## [What you will do]
Images are not part of the copy; write out the rest of the data exactly as given.

☆ ☆ ☆ ☆ ☆

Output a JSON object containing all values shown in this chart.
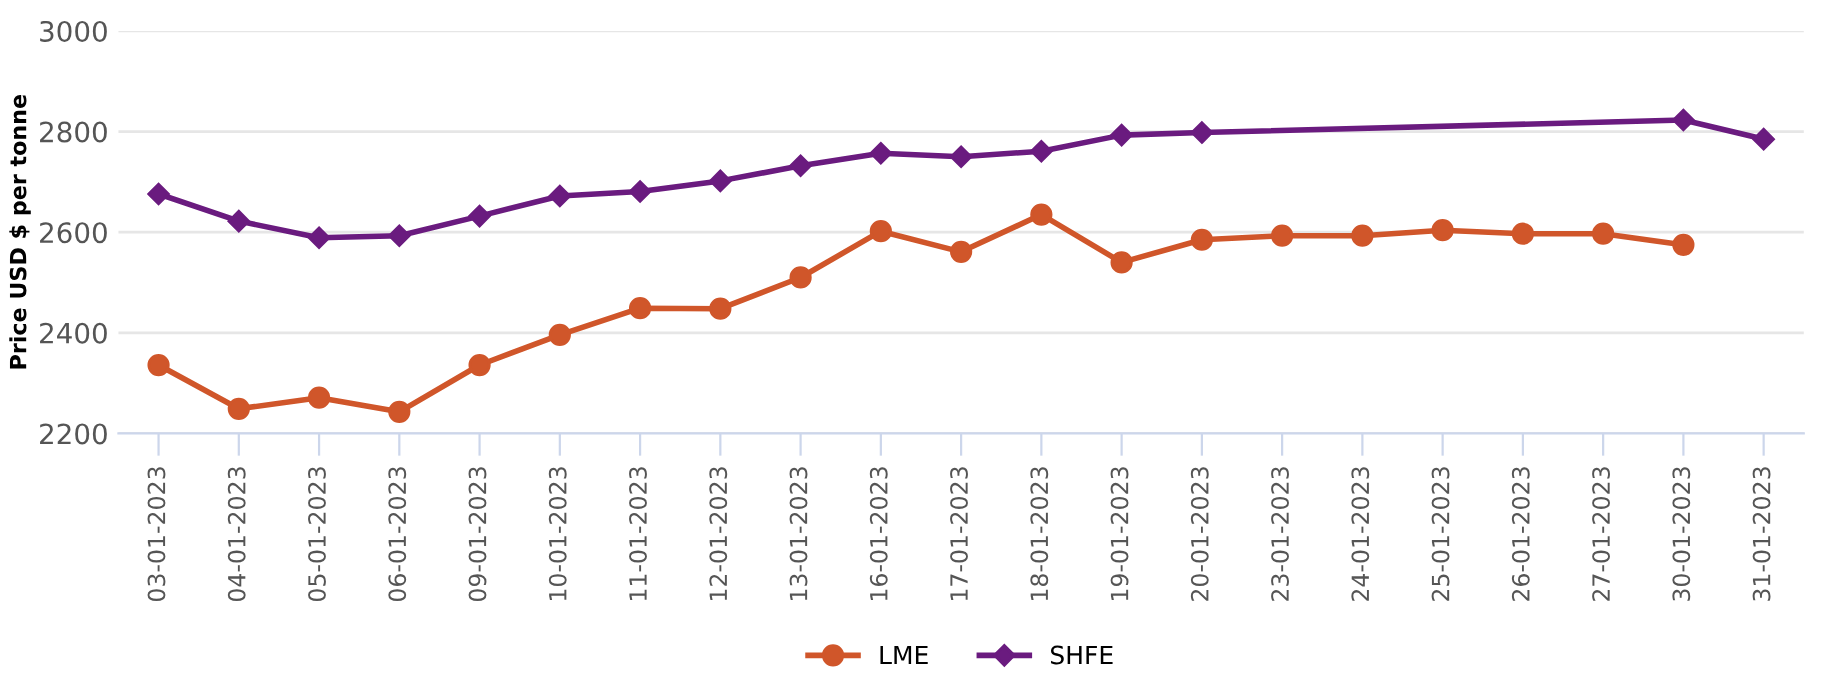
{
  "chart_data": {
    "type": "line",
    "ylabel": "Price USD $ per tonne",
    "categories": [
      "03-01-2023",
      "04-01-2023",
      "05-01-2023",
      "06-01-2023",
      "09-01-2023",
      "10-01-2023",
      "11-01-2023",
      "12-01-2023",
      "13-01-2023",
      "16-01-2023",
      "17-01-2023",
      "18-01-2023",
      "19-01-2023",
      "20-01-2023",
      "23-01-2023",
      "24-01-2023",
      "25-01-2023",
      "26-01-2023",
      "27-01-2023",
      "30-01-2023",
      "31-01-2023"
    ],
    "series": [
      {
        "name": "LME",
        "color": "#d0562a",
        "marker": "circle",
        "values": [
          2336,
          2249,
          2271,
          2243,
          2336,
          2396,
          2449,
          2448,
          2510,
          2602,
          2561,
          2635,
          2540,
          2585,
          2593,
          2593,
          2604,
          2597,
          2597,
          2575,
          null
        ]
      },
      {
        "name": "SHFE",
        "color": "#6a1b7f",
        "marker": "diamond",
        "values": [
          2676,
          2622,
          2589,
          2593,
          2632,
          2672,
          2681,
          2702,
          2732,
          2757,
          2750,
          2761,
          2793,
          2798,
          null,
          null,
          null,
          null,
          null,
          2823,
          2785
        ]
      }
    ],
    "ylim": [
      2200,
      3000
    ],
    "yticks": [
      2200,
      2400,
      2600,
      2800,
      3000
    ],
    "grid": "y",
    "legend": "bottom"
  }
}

☆ ☆ ☆ ☆ ☆

## [Finished task]
Output a JSON object containing all values shown in this chart.
{
  "chart_data": {
    "type": "line",
    "ylabel": "Price USD $ per tonne",
    "categories": [
      "03-01-2023",
      "04-01-2023",
      "05-01-2023",
      "06-01-2023",
      "09-01-2023",
      "10-01-2023",
      "11-01-2023",
      "12-01-2023",
      "13-01-2023",
      "16-01-2023",
      "17-01-2023",
      "18-01-2023",
      "19-01-2023",
      "20-01-2023",
      "23-01-2023",
      "24-01-2023",
      "25-01-2023",
      "26-01-2023",
      "27-01-2023",
      "30-01-2023",
      "31-01-2023"
    ],
    "series": [
      {
        "name": "LME",
        "color": "#d0562a",
        "marker": "circle",
        "values": [
          2336,
          2249,
          2271,
          2243,
          2336,
          2396,
          2449,
          2448,
          2510,
          2602,
          2561,
          2635,
          2540,
          2585,
          2593,
          2593,
          2604,
          2597,
          2597,
          2575,
          null
        ]
      },
      {
        "name": "SHFE",
        "color": "#6a1b7f",
        "marker": "diamond",
        "values": [
          2676,
          2622,
          2589,
          2593,
          2632,
          2672,
          2681,
          2702,
          2732,
          2757,
          2750,
          2761,
          2793,
          2798,
          null,
          null,
          null,
          null,
          null,
          2823,
          2785
        ]
      }
    ],
    "ylim": [
      2200,
      3000
    ],
    "yticks": [
      2200,
      2400,
      2600,
      2800,
      3000
    ],
    "grid": "y",
    "legend": "bottom"
  }
}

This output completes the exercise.